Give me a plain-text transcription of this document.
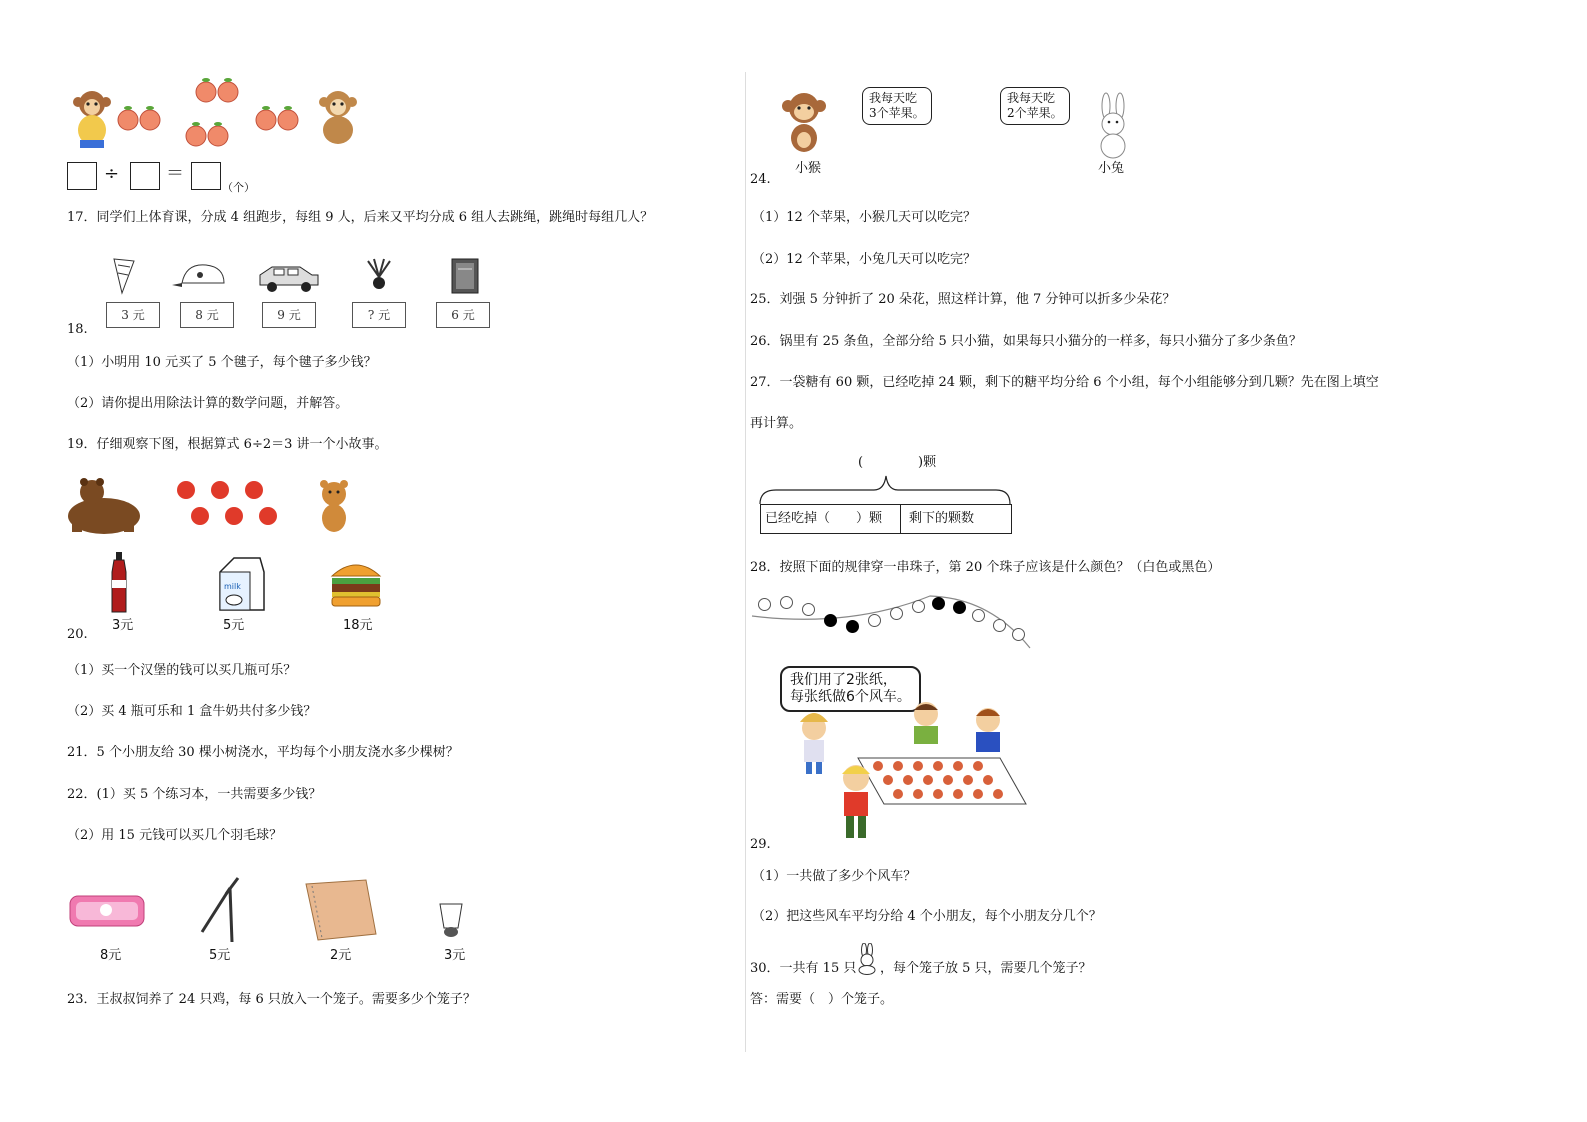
÷	＝
（个）
17．同学们上体育课，分成 4 组跑步，每组 9 人，后来又平均分成 6 组人去跳绳，跳绳时每组几人？
3 元	8 元	9 元	? 元	6 元
18.
（1）小明用 10 元买了 5 个毽子，每个毽子多少钱？
（2）请你提出用除法计算的数学问题，并解答。
19．仔细观察下图，根据算式 6÷2＝3 讲一个小故事。
milk
3元	5元	18元
20.
（1）买一个汉堡的钱可以买几瓶可乐？
（2）买 4 瓶可乐和 1 盒牛奶共付多少钱？
21．5 个小朋友给 30 棵小树浇水，平均每个小朋友浇水多少棵树？
22．(1）买 5 个练习本，一共需要多少钱？
（2）用 15 元钱可以买几个羽毛球？
8元	5元	2元	3元
23．王叔叔饲养了 24 只鸡，每 6 只放入一个笼子。需要多少个笼子？
我每天吃
3个苹果。
我每天吃
2个苹果。
小猴	小兔
24.
（1）12 个苹果，小猴几天可以吃完？
（2）12 个苹果，小兔几天可以吃完？
25．刘强 5 分钟折了 20 朵花，照这样计算，他 7 分钟可以折多少朵花？
26．锅里有 25 条鱼，全部分给 5 只小猫，如果每只小猫分的一样多，每只小猫分了多少条鱼？
27．一袋糖有 60 颗，已经吃掉 24 颗，剩下的糖平均分给 6 个小组，每个小组能够分到几颗？先在图上填空
再计算。
(	)颗
已经吃掉（　　）颗	剩下的颗数
28．按照下面的规律穿一串珠子，第 20 个珠子应该是什么颜色？（白色或黑色）
我们用了2张纸，
每张纸做6个风车。
29.
（1）一共做了多少个风车？
（2）把这些风车平均分给 4 个小朋友，每个小朋友分几个？
30．一共有 15 只 ，每个笼子放 5 只，需要几个笼子？
答：需要（　）个笼子。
· · · · · · ·
Go through the listing above and list every line that has the word "已经吃掉".

27．一袋糖有 60 颗，已经吃掉 24 颗，剩下的糖平均分给 6 个小组，每个小组能够分到几颗？先在图上填空
已经吃掉（　　）颗	剩下的颗数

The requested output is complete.